### INSTRUCTIONS TO FOLLOW
Without including any pictures, write out the listing below exactly.

(Stored data)
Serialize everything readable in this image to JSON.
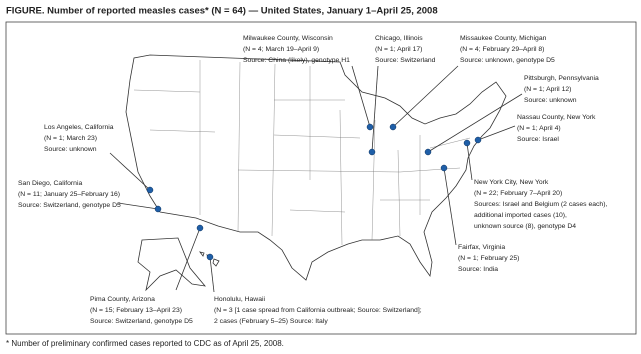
{
  "title": "FIGURE. Number of reported measles cases* (N = 64) — United States, January 1–April 25, 2008",
  "footnote": "* Number of preliminary confirmed cases reported to CDC as of April 25, 2008.",
  "annotations": [
    {
      "lines": [
        "Milwaukee County, Wisconsin",
        "(N = 4; March 19–April 9)",
        "Source: China (likely), genotype H1"
      ]
    },
    {
      "lines": [
        "Chicago, Illinois",
        "(N = 1; April 17)",
        "Source: Switzerland"
      ]
    },
    {
      "lines": [
        "Missaukee County, Michigan",
        "(N = 4; February 29–April 8)",
        "Source: unknown, genotype D5"
      ]
    },
    {
      "lines": [
        "Pittsburgh, Pennsylvania",
        "(N = 1; April 12)",
        "Source: unknown"
      ]
    },
    {
      "lines": [
        "Nassau County, New York",
        "(N = 1; April 4)",
        "Source: Israel"
      ]
    },
    {
      "lines": [
        "New York City, New York",
        "(N = 22; February 7–April 20)",
        "Sources: Israel and Belgium (2 cases each),",
        "additional imported cases (10),",
        "unknown source (8), genotype D4"
      ]
    },
    {
      "lines": [
        "Fairfax, Virginia",
        "(N = 1; February 25)",
        "Source: India"
      ]
    },
    {
      "lines": [
        "Los Angeles, California",
        "(N = 1; March 23)",
        "Source: unknown"
      ]
    },
    {
      "lines": [
        "San Diego, California",
        "(N = 11; January 25–February 16)",
        "Source: Switzerland, genotype D5"
      ]
    },
    {
      "lines": [
        "Pima County, Arizona",
        "(N = 15; February 13–April 23)",
        "Source: Switzerland, genotype D5"
      ]
    },
    {
      "lines": [
        "Honolulu, Hawaii",
        "(N = 3 [1 case spread from California outbreak; Source: Switzerland];",
        "2 cases (February 5–25) Source: Italy"
      ]
    }
  ]
}
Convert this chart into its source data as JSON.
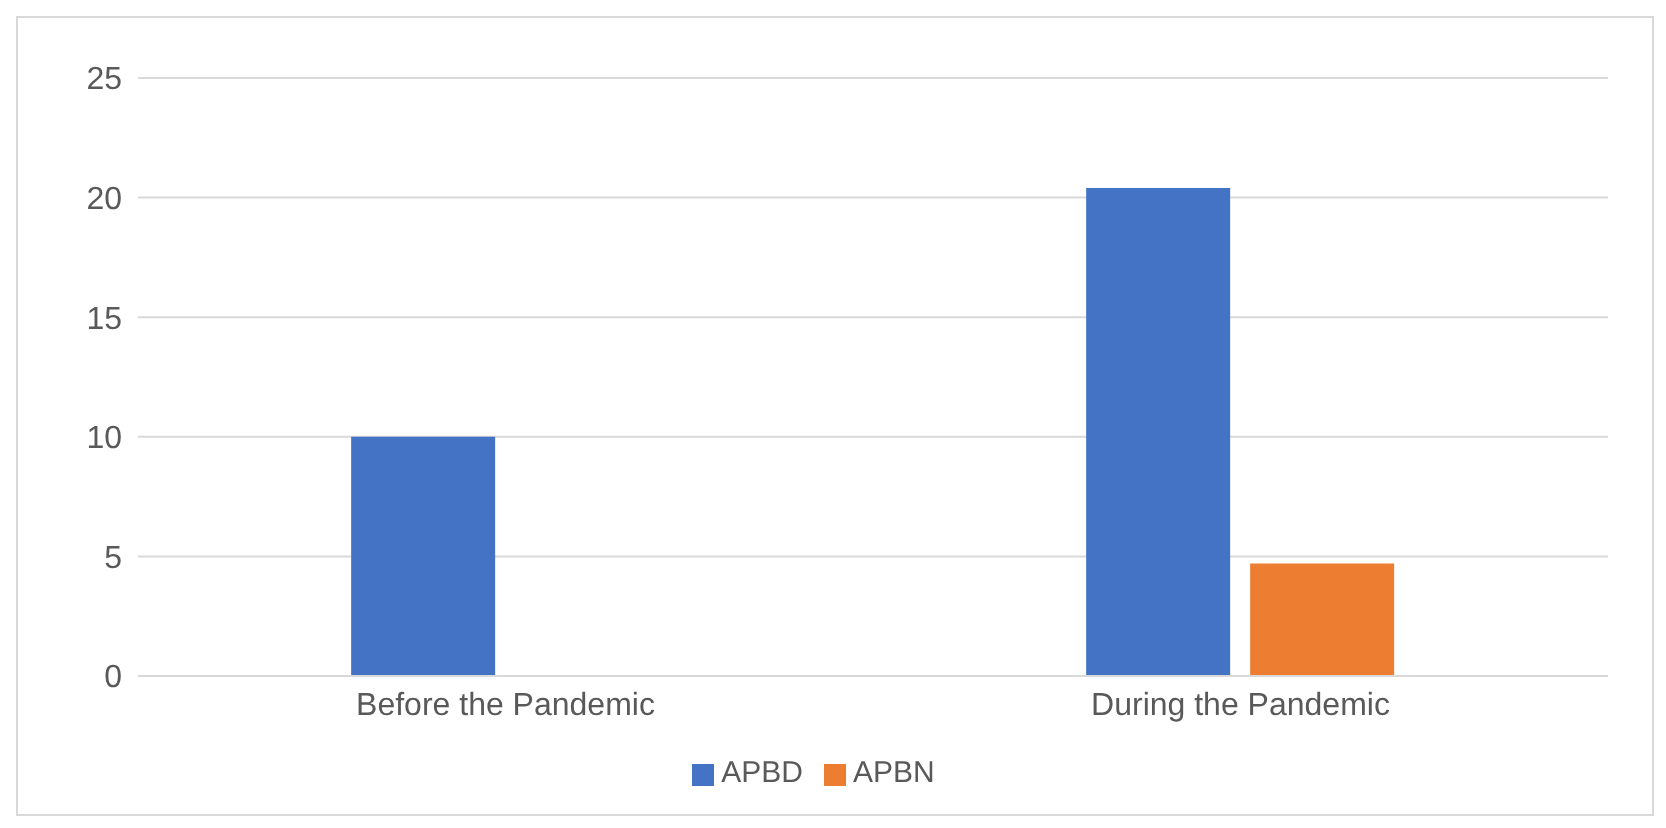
{
  "chart_data": {
    "type": "bar",
    "categories": [
      "Before the Pandemic",
      "During the Pandemic"
    ],
    "series": [
      {
        "name": "APBD",
        "color": "#4472c4",
        "values": [
          10,
          20.4
        ]
      },
      {
        "name": "APBN",
        "color": "#ed7d31",
        "values": [
          0,
          4.7
        ]
      }
    ],
    "ylim": [
      0,
      25
    ],
    "yticks": [
      0,
      5,
      10,
      15,
      20,
      25
    ],
    "grid": "y",
    "legend": "bottom"
  }
}
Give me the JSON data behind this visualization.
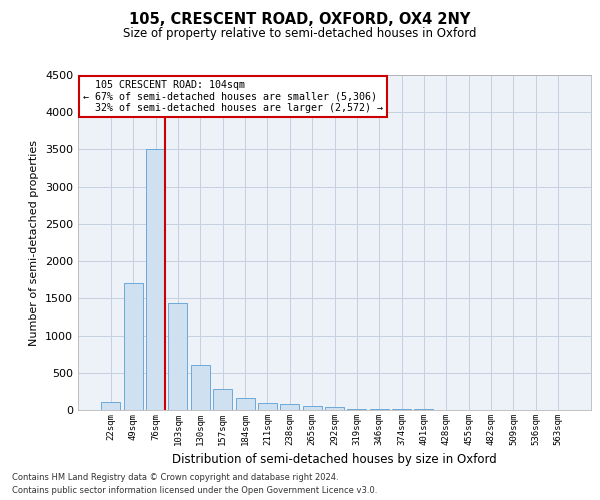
{
  "title": "105, CRESCENT ROAD, OXFORD, OX4 2NY",
  "subtitle": "Size of property relative to semi-detached houses in Oxford",
  "xlabel": "Distribution of semi-detached houses by size in Oxford",
  "ylabel": "Number of semi-detached properties",
  "bar_color": "#cfe0f0",
  "bar_edge_color": "#5a9fd4",
  "grid_color": "#c5d0e0",
  "background_color": "#edf2f8",
  "categories": [
    "22sqm",
    "49sqm",
    "76sqm",
    "103sqm",
    "130sqm",
    "157sqm",
    "184sqm",
    "211sqm",
    "238sqm",
    "265sqm",
    "292sqm",
    "319sqm",
    "346sqm",
    "374sqm",
    "401sqm",
    "428sqm",
    "455sqm",
    "482sqm",
    "509sqm",
    "536sqm",
    "563sqm"
  ],
  "values": [
    110,
    1700,
    3500,
    1440,
    610,
    280,
    155,
    100,
    80,
    55,
    40,
    20,
    15,
    10,
    8,
    5,
    4,
    3,
    2,
    2,
    1
  ],
  "ylim": [
    0,
    4500
  ],
  "yticks": [
    0,
    500,
    1000,
    1500,
    2000,
    2500,
    3000,
    3500,
    4000,
    4500
  ],
  "property_label": "105 CRESCENT ROAD: 104sqm",
  "pct_smaller": 67,
  "pct_smaller_count": 5306,
  "pct_larger": 32,
  "pct_larger_count": 2572,
  "annotation_box_color": "#ffffff",
  "annotation_box_edge": "#cc0000",
  "line_color": "#cc0000",
  "footer_line1": "Contains HM Land Registry data © Crown copyright and database right 2024.",
  "footer_line2": "Contains public sector information licensed under the Open Government Licence v3.0."
}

### SOLVED EXERCISE
Serialize everything readable in this image to JSON.
{
  "title": "FIGURE. Number of reported measles cases* (N = 64) — United States, January 1–April 25, 2008",
  "footnote": "* Number of preliminary confirmed cases reported to CDC as of April 25, 2008.",
  "annotations": [
    {
      "lines": [
        "Milwaukee County, Wisconsin",
        "(N = 4; March 19–April 9)",
        "Source: China (likely), genotype H1"
      ]
    },
    {
      "lines": [
        "Chicago, Illinois",
        "(N = 1; April 17)",
        "Source: Switzerland"
      ]
    },
    {
      "lines": [
        "Missaukee County, Michigan",
        "(N = 4; February 29–April 8)",
        "Source: unknown, genotype D5"
      ]
    },
    {
      "lines": [
        "Pittsburgh, Pennsylvania",
        "(N = 1; April 12)",
        "Source: unknown"
      ]
    },
    {
      "lines": [
        "Nassau County, New York",
        "(N = 1; April 4)",
        "Source: Israel"
      ]
    },
    {
      "lines": [
        "New York City, New York",
        "(N = 22; February 7–April 20)",
        "Sources: Israel and Belgium (2 cases each),",
        "additional imported cases (10),",
        "unknown source (8), genotype D4"
      ]
    },
    {
      "lines": [
        "Fairfax, Virginia",
        "(N = 1; February 25)",
        "Source: India"
      ]
    },
    {
      "lines": [
        "Los Angeles, California",
        "(N = 1; March 23)",
        "Source: unknown"
      ]
    },
    {
      "lines": [
        "San Diego, California",
        "(N = 11; January 25–February 16)",
        "Source: Switzerland, genotype D5"
      ]
    },
    {
      "lines": [
        "Pima County, Arizona",
        "(N = 15; February 13–April 23)",
        "Source: Switzerland, genotype D5"
      ]
    },
    {
      "lines": [
        "Honolulu, Hawaii",
        "(N = 3 [1 case spread from California outbreak; Source: Switzerland];",
        "2 cases (February 5–25) Source: Italy"
      ]
    }
  ]
}
Convert this chart into its source data as JSON.
{
  "chart_data": {
    "type": "bar",
    "categories": [
      "Before the Pandemic",
      "During the Pandemic"
    ],
    "series": [
      {
        "name": "APBD",
        "color": "#4472c4",
        "values": [
          10,
          20.4
        ]
      },
      {
        "name": "APBN",
        "color": "#ed7d31",
        "values": [
          0,
          4.7
        ]
      }
    ],
    "ylim": [
      0,
      25
    ],
    "yticks": [
      0,
      5,
      10,
      15,
      20,
      25
    ],
    "grid": "y",
    "legend": "bottom"
  }
}
Give me the JSON data behind this visualization.
{
  "title": "105, CRESCENT ROAD, OXFORD, OX4 2NY",
  "subtitle": "Size of property relative to semi-detached houses in Oxford",
  "xlabel": "Distribution of semi-detached houses by size in Oxford",
  "ylabel": "Number of semi-detached properties",
  "bar_color": "#cfe0f0",
  "bar_edge_color": "#5a9fd4",
  "grid_color": "#c5d0e0",
  "background_color": "#edf2f8",
  "categories": [
    "22sqm",
    "49sqm",
    "76sqm",
    "103sqm",
    "130sqm",
    "157sqm",
    "184sqm",
    "211sqm",
    "238sqm",
    "265sqm",
    "292sqm",
    "319sqm",
    "346sqm",
    "374sqm",
    "401sqm",
    "428sqm",
    "455sqm",
    "482sqm",
    "509sqm",
    "536sqm",
    "563sqm"
  ],
  "values": [
    110,
    1700,
    3500,
    1440,
    610,
    280,
    155,
    100,
    80,
    55,
    40,
    20,
    15,
    10,
    8,
    5,
    4,
    3,
    2,
    2,
    1
  ],
  "ylim": [
    0,
    4500
  ],
  "yticks": [
    0,
    500,
    1000,
    1500,
    2000,
    2500,
    3000,
    3500,
    4000,
    4500
  ],
  "property_label": "105 CRESCENT ROAD: 104sqm",
  "pct_smaller": 67,
  "pct_smaller_count": 5306,
  "pct_larger": 32,
  "pct_larger_count": 2572,
  "annotation_box_color": "#ffffff",
  "annotation_box_edge": "#cc0000",
  "line_color": "#cc0000",
  "footer_line1": "Contains HM Land Registry data © Crown copyright and database right 2024.",
  "footer_line2": "Contains public sector information licensed under the Open Government Licence v3.0."
}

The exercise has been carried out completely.